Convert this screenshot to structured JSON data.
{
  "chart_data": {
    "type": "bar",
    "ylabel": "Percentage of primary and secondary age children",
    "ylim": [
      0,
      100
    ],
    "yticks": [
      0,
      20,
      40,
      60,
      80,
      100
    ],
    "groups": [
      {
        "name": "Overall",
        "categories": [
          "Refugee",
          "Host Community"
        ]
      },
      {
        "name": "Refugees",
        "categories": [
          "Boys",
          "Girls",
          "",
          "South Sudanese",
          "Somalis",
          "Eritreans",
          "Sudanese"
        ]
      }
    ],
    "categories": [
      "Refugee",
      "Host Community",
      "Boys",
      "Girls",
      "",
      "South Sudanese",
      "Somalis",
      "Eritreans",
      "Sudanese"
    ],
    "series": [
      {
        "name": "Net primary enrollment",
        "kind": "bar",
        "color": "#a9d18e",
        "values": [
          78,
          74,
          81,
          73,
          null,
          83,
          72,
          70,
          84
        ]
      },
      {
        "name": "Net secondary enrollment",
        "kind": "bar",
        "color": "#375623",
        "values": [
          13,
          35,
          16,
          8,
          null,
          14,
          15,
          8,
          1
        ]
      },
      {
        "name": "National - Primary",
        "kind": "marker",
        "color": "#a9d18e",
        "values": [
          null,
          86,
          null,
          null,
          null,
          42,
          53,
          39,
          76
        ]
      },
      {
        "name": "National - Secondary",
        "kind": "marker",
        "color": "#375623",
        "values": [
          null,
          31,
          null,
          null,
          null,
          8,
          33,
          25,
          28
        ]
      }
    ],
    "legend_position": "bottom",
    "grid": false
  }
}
____________
**Task goal:** Quote every line of the data, word for word.

**Full response:**
Convert this screenshot to structured JSON data.
{
  "chart_data": {
    "type": "bar",
    "ylabel": "Percentage of primary and secondary age children",
    "ylim": [
      0,
      100
    ],
    "yticks": [
      0,
      20,
      40,
      60,
      80,
      100
    ],
    "groups": [
      {
        "name": "Overall",
        "categories": [
          "Refugee",
          "Host Community"
        ]
      },
      {
        "name": "Refugees",
        "categories": [
          "Boys",
          "Girls",
          "",
          "South Sudanese",
          "Somalis",
          "Eritreans",
          "Sudanese"
        ]
      }
    ],
    "categories": [
      "Refugee",
      "Host Community",
      "Boys",
      "Girls",
      "",
      "South Sudanese",
      "Somalis",
      "Eritreans",
      "Sudanese"
    ],
    "series": [
      {
        "name": "Net primary enrollment",
        "kind": "bar",
        "color": "#a9d18e",
        "values": [
          78,
          74,
          81,
          73,
          null,
          83,
          72,
          70,
          84
        ]
      },
      {
        "name": "Net secondary enrollment",
        "kind": "bar",
        "color": "#375623",
        "values": [
          13,
          35,
          16,
          8,
          null,
          14,
          15,
          8,
          1
        ]
      },
      {
        "name": "National - Primary",
        "kind": "marker",
        "color": "#a9d18e",
        "values": [
          null,
          86,
          null,
          null,
          null,
          42,
          53,
          39,
          76
        ]
      },
      {
        "name": "National - Secondary",
        "kind": "marker",
        "color": "#375623",
        "values": [
          null,
          31,
          null,
          null,
          null,
          8,
          33,
          25,
          28
        ]
      }
    ],
    "legend_position": "bottom",
    "grid": false
  }
}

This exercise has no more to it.